● Exercise objective: Answer with nothing except the number of lines that contain the word "山东教育出版社".
BEGIN Data for the task
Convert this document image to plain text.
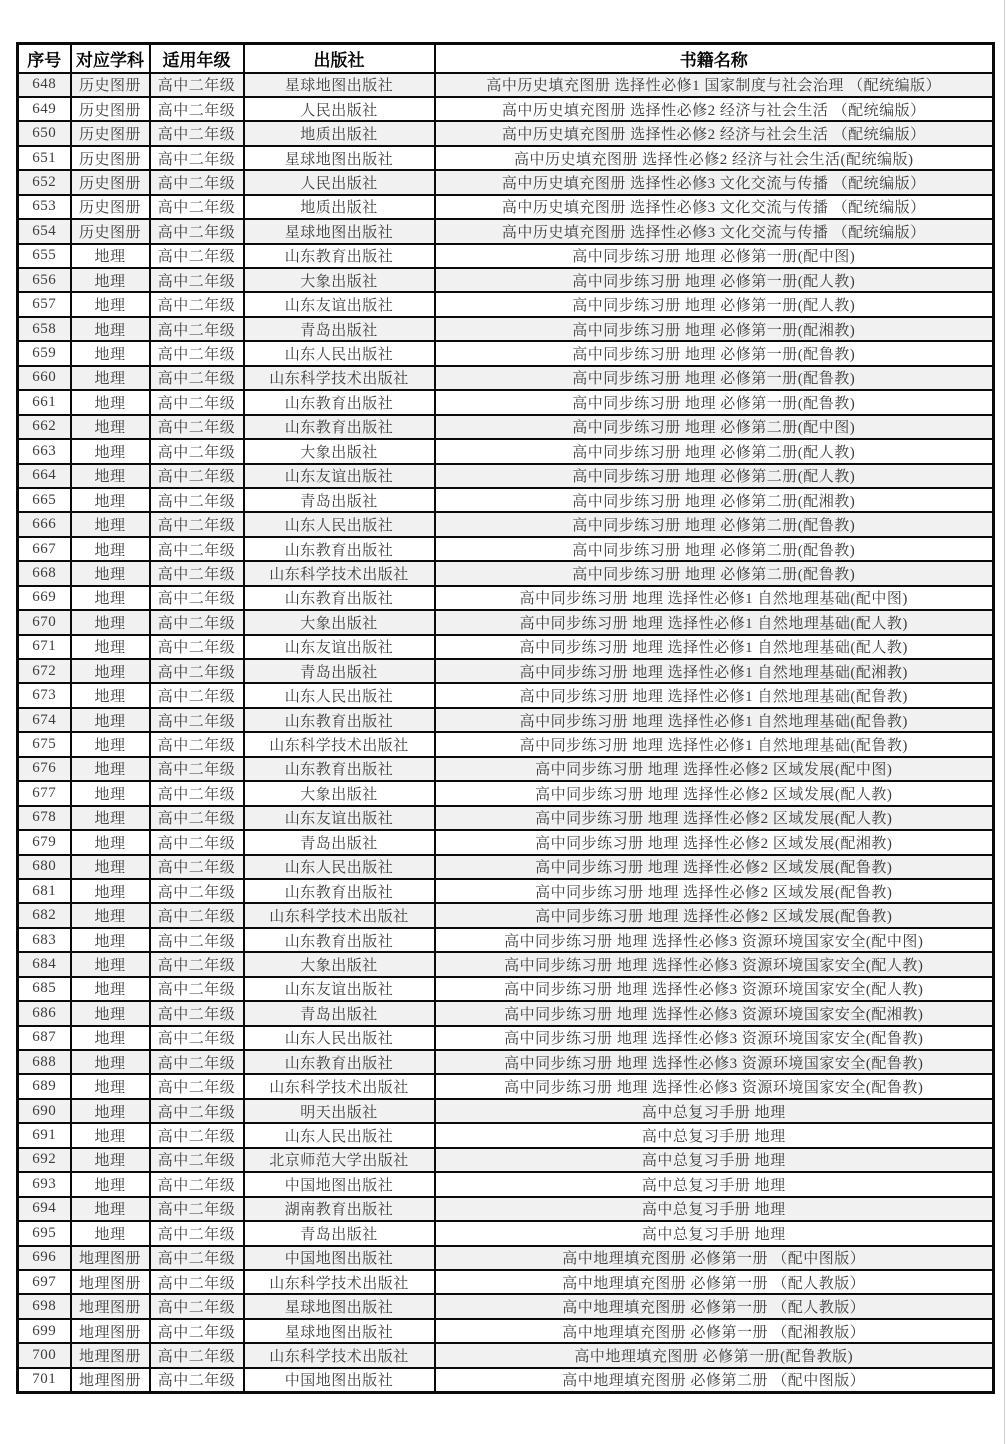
序号	对应学科	适用年级	出版社	书籍名称
648	历史图册	高中二年级	星球地图出版社	高中历史填充图册 选择性必修1 国家制度与社会治理 （配统编版）
649	历史图册	高中二年级	人民出版社	高中历史填充图册 选择性必修2 经济与社会生活 （配统编版）
650	历史图册	高中二年级	地质出版社	高中历史填充图册 选择性必修2 经济与社会生活 （配统编版）
651	历史图册	高中二年级	星球地图出版社	高中历史填充图册 选择性必修2 经济与社会生活(配统编版)
652	历史图册	高中二年级	人民出版社	高中历史填充图册 选择性必修3 文化交流与传播 （配统编版）
653	历史图册	高中二年级	地质出版社	高中历史填充图册 选择性必修3 文化交流与传播 （配统编版）
654	历史图册	高中二年级	星球地图出版社	高中历史填充图册 选择性必修3 文化交流与传播 （配统编版）
655	地理	高中二年级	山东教育出版社	高中同步练习册 地理 必修第一册(配中图)
656	地理	高中二年级	大象出版社	高中同步练习册 地理 必修第一册(配人教)
657	地理	高中二年级	山东友谊出版社	高中同步练习册 地理 必修第一册(配人教)
658	地理	高中二年级	青岛出版社	高中同步练习册 地理 必修第一册(配湘教)
659	地理	高中二年级	山东人民出版社	高中同步练习册 地理 必修第一册(配鲁教)
660	地理	高中二年级	山东科学技术出版社	高中同步练习册 地理 必修第一册(配鲁教)
661	地理	高中二年级	山东教育出版社	高中同步练习册 地理 必修第一册(配鲁教)
662	地理	高中二年级	山东教育出版社	高中同步练习册 地理 必修第二册(配中图)
663	地理	高中二年级	大象出版社	高中同步练习册 地理 必修第二册(配人教)
664	地理	高中二年级	山东友谊出版社	高中同步练习册 地理 必修第二册(配人教)
665	地理	高中二年级	青岛出版社	高中同步练习册 地理 必修第二册(配湘教)
666	地理	高中二年级	山东人民出版社	高中同步练习册 地理 必修第二册(配鲁教)
667	地理	高中二年级	山东教育出版社	高中同步练习册 地理 必修第二册(配鲁教)
668	地理	高中二年级	山东科学技术出版社	高中同步练习册 地理 必修第二册(配鲁教)
669	地理	高中二年级	山东教育出版社	高中同步练习册 地理 选择性必修1 自然地理基础(配中图)
670	地理	高中二年级	大象出版社	高中同步练习册 地理 选择性必修1 自然地理基础(配人教)
671	地理	高中二年级	山东友谊出版社	高中同步练习册 地理 选择性必修1 自然地理基础(配人教)
672	地理	高中二年级	青岛出版社	高中同步练习册 地理 选择性必修1 自然地理基础(配湘教)
673	地理	高中二年级	山东人民出版社	高中同步练习册 地理 选择性必修1 自然地理基础(配鲁教)
674	地理	高中二年级	山东教育出版社	高中同步练习册 地理 选择性必修1 自然地理基础(配鲁教)
675	地理	高中二年级	山东科学技术出版社	高中同步练习册 地理 选择性必修1 自然地理基础(配鲁教)
676	地理	高中二年级	山东教育出版社	高中同步练习册 地理 选择性必修2 区域发展(配中图)
677	地理	高中二年级	大象出版社	高中同步练习册 地理 选择性必修2 区域发展(配人教)
678	地理	高中二年级	山东友谊出版社	高中同步练习册 地理 选择性必修2 区域发展(配人教)
679	地理	高中二年级	青岛出版社	高中同步练习册 地理 选择性必修2 区域发展(配湘教)
680	地理	高中二年级	山东人民出版社	高中同步练习册 地理 选择性必修2 区域发展(配鲁教)
681	地理	高中二年级	山东教育出版社	高中同步练习册 地理 选择性必修2 区域发展(配鲁教)
682	地理	高中二年级	山东科学技术出版社	高中同步练习册 地理 选择性必修2 区域发展(配鲁教)
683	地理	高中二年级	山东教育出版社	高中同步练习册 地理 选择性必修3 资源环境国家安全(配中图)
684	地理	高中二年级	大象出版社	高中同步练习册 地理 选择性必修3 资源环境国家安全(配人教)
685	地理	高中二年级	山东友谊出版社	高中同步练习册 地理 选择性必修3 资源环境国家安全(配人教)
686	地理	高中二年级	青岛出版社	高中同步练习册 地理 选择性必修3 资源环境国家安全(配湘教)
687	地理	高中二年级	山东人民出版社	高中同步练习册 地理 选择性必修3 资源环境国家安全(配鲁教)
688	地理	高中二年级	山东教育出版社	高中同步练习册 地理 选择性必修3 资源环境国家安全(配鲁教)
689	地理	高中二年级	山东科学技术出版社	高中同步练习册 地理 选择性必修3 资源环境国家安全(配鲁教)
690	地理	高中二年级	明天出版社	高中总复习手册 地理
691	地理	高中二年级	山东人民出版社	高中总复习手册 地理
692	地理	高中二年级	北京师范大学出版社	高中总复习手册 地理
693	地理	高中二年级	中国地图出版社	高中总复习手册 地理
694	地理	高中二年级	湖南教育出版社	高中总复习手册 地理
695	地理	高中二年级	青岛出版社	高中总复习手册 地理
696	地理图册	高中二年级	中国地图出版社	高中地理填充图册 必修第一册 （配中图版）
697	地理图册	高中二年级	山东科学技术出版社	高中地理填充图册 必修第一册 （配人教版）
698	地理图册	高中二年级	星球地图出版社	高中地理填充图册 必修第一册 （配人教版）
699	地理图册	高中二年级	星球地图出版社	高中地理填充图册 必修第一册 （配湘教版）
700	地理图册	高中二年级	山东科学技术出版社	高中地理填充图册 必修第一册(配鲁教版)
701	地理图册	高中二年级	中国地图出版社	高中地理填充图册 必修第二册 （配中图版）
END Data for the task
● Exercise solution: 10